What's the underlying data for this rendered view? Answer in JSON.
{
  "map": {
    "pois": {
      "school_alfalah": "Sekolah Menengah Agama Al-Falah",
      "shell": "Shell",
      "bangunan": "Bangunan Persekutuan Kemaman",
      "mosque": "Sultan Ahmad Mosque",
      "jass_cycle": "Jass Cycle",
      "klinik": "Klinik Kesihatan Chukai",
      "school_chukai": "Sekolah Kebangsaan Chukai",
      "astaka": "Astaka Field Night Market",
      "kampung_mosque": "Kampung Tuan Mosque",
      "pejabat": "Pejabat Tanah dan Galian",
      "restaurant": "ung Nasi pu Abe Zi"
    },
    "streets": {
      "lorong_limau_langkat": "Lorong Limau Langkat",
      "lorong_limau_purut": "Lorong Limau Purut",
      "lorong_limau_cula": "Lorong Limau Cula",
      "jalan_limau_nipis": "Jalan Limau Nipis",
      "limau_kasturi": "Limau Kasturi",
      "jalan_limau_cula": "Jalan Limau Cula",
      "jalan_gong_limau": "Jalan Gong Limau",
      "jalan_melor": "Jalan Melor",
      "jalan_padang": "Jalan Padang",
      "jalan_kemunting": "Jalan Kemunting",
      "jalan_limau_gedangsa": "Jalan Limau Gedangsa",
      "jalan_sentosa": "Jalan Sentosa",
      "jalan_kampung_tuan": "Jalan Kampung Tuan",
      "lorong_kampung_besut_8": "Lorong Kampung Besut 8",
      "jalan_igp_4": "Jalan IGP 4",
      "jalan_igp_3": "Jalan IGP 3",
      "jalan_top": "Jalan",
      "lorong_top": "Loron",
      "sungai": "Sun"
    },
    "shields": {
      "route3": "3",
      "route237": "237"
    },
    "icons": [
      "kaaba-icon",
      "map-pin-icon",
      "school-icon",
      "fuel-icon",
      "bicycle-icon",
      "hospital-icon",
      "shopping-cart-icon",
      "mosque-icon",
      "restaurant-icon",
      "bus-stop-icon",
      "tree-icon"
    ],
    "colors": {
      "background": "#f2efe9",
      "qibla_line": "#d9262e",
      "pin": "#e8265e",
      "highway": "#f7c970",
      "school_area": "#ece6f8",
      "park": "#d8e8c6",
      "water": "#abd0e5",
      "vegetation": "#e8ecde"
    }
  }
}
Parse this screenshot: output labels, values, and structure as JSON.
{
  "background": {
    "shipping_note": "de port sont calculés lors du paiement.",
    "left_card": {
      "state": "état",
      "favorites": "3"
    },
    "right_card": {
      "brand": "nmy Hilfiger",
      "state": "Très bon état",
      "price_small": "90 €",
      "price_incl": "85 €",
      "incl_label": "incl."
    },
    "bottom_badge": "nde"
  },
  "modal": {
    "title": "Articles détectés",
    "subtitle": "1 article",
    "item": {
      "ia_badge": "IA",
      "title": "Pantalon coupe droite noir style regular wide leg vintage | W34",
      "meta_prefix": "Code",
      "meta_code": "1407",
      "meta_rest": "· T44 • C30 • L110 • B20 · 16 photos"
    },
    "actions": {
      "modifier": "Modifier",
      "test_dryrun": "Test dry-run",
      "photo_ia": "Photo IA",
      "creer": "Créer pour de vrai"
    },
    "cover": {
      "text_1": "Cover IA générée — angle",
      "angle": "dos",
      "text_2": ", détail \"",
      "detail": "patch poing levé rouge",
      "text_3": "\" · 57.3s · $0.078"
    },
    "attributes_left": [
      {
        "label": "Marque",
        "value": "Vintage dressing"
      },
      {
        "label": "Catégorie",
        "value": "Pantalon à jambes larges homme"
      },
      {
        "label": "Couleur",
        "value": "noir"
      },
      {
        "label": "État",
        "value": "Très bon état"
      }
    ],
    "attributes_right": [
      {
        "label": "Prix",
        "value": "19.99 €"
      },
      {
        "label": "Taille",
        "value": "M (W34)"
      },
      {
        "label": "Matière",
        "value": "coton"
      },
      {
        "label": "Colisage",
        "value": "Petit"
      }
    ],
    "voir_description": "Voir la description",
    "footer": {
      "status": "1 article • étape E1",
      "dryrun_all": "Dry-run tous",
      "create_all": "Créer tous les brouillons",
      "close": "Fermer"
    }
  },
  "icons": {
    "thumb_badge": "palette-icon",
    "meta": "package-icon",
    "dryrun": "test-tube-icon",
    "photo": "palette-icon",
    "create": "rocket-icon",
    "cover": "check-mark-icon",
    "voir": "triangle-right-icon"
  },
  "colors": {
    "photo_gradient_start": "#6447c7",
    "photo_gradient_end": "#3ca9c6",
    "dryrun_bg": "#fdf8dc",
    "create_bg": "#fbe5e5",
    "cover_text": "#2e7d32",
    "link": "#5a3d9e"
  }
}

:::::

■ What is required ■
Write out the data again, exactly and in full.

■ Full response ■
What's the underlying data for this rendered view? Answer in JSON.
{
  "map": {
    "pois": {
      "school_alfalah": "Sekolah Menengah Agama Al-Falah",
      "shell": "Shell",
      "bangunan": "Bangunan Persekutuan Kemaman",
      "mosque": "Sultan Ahmad Mosque",
      "jass_cycle": "Jass Cycle",
      "klinik": "Klinik Kesihatan Chukai",
      "school_chukai": "Sekolah Kebangsaan Chukai",
      "astaka": "Astaka Field Night Market",
      "kampung_mosque": "Kampung Tuan Mosque",
      "pejabat": "Pejabat Tanah dan Galian",
      "restaurant": "ung Nasi pu Abe Zi"
    },
    "streets": {
      "lorong_limau_langkat": "Lorong Limau Langkat",
      "lorong_limau_purut": "Lorong Limau Purut",
      "lorong_limau_cula": "Lorong Limau Cula",
      "jalan_limau_nipis": "Jalan Limau Nipis",
      "limau_kasturi": "Limau Kasturi",
      "jalan_limau_cula": "Jalan Limau Cula",
      "jalan_gong_limau": "Jalan Gong Limau",
      "jalan_melor": "Jalan Melor",
      "jalan_padang": "Jalan Padang",
      "jalan_kemunting": "Jalan Kemunting",
      "jalan_limau_gedangsa": "Jalan Limau Gedangsa",
      "jalan_sentosa": "Jalan Sentosa",
      "jalan_kampung_tuan": "Jalan Kampung Tuan",
      "lorong_kampung_besut_8": "Lorong Kampung Besut 8",
      "jalan_igp_4": "Jalan IGP 4",
      "jalan_igp_3": "Jalan IGP 3",
      "jalan_top": "Jalan",
      "lorong_top": "Loron",
      "sungai": "Sun"
    },
    "shields": {
      "route3": "3",
      "route237": "237"
    },
    "icons": [
      "kaaba-icon",
      "map-pin-icon",
      "school-icon",
      "fuel-icon",
      "bicycle-icon",
      "hospital-icon",
      "shopping-cart-icon",
      "mosque-icon",
      "restaurant-icon",
      "bus-stop-icon",
      "tree-icon"
    ],
    "colors": {
      "background": "#f2efe9",
      "qibla_line": "#d9262e",
      "pin": "#e8265e",
      "highway": "#f7c970",
      "school_area": "#ece6f8",
      "park": "#d8e8c6",
      "water": "#abd0e5",
      "vegetation": "#e8ecde"
    }
  }
}
Parse this screenshot: output labels, values, and structure as JSON.
{
  "background": {
    "shipping_note": "de port sont calculés lors du paiement.",
    "left_card": {
      "state": "état",
      "favorites": "3"
    },
    "right_card": {
      "brand": "nmy Hilfiger",
      "state": "Très bon état",
      "price_small": "90 €",
      "price_incl": "85 €",
      "incl_label": "incl."
    },
    "bottom_badge": "nde"
  },
  "modal": {
    "title": "Articles détectés",
    "subtitle": "1 article",
    "item": {
      "ia_badge": "IA",
      "title": "Pantalon coupe droite noir style regular wide leg vintage | W34",
      "meta_prefix": "Code",
      "meta_code": "1407",
      "meta_rest": "· T44 • C30 • L110 • B20 · 16 photos"
    },
    "actions": {
      "modifier": "Modifier",
      "test_dryrun": "Test dry-run",
      "photo_ia": "Photo IA",
      "creer": "Créer pour de vrai"
    },
    "cover": {
      "text_1": "Cover IA générée — angle",
      "angle": "dos",
      "text_2": ", détail \"",
      "detail": "patch poing levé rouge",
      "text_3": "\" · 57.3s · $0.078"
    },
    "attributes_left": [
      {
        "label": "Marque",
        "value": "Vintage dressing"
      },
      {
        "label": "Catégorie",
        "value": "Pantalon à jambes larges homme"
      },
      {
        "label": "Couleur",
        "value": "noir"
      },
      {
        "label": "État",
        "value": "Très bon état"
      }
    ],
    "attributes_right": [
      {
        "label": "Prix",
        "value": "19.99 €"
      },
      {
        "label": "Taille",
        "value": "M (W34)"
      },
      {
        "label": "Matière",
        "value": "coton"
      },
      {
        "label": "Colisage",
        "value": "Petit"
      }
    ],
    "voir_description": "Voir la description",
    "footer": {
      "status": "1 article • étape E1",
      "dryrun_all": "Dry-run tous",
      "create_all": "Créer tous les brouillons",
      "close": "Fermer"
    }
  },
  "icons": {
    "thumb_badge": "palette-icon",
    "meta": "package-icon",
    "dryrun": "test-tube-icon",
    "photo": "palette-icon",
    "create": "rocket-icon",
    "cover": "check-mark-icon",
    "voir": "triangle-right-icon"
  },
  "colors": {
    "photo_gradient_start": "#6447c7",
    "photo_gradient_end": "#3ca9c6",
    "dryrun_bg": "#fdf8dc",
    "create_bg": "#fbe5e5",
    "cover_text": "#2e7d32",
    "link": "#5a3d9e"
  }
}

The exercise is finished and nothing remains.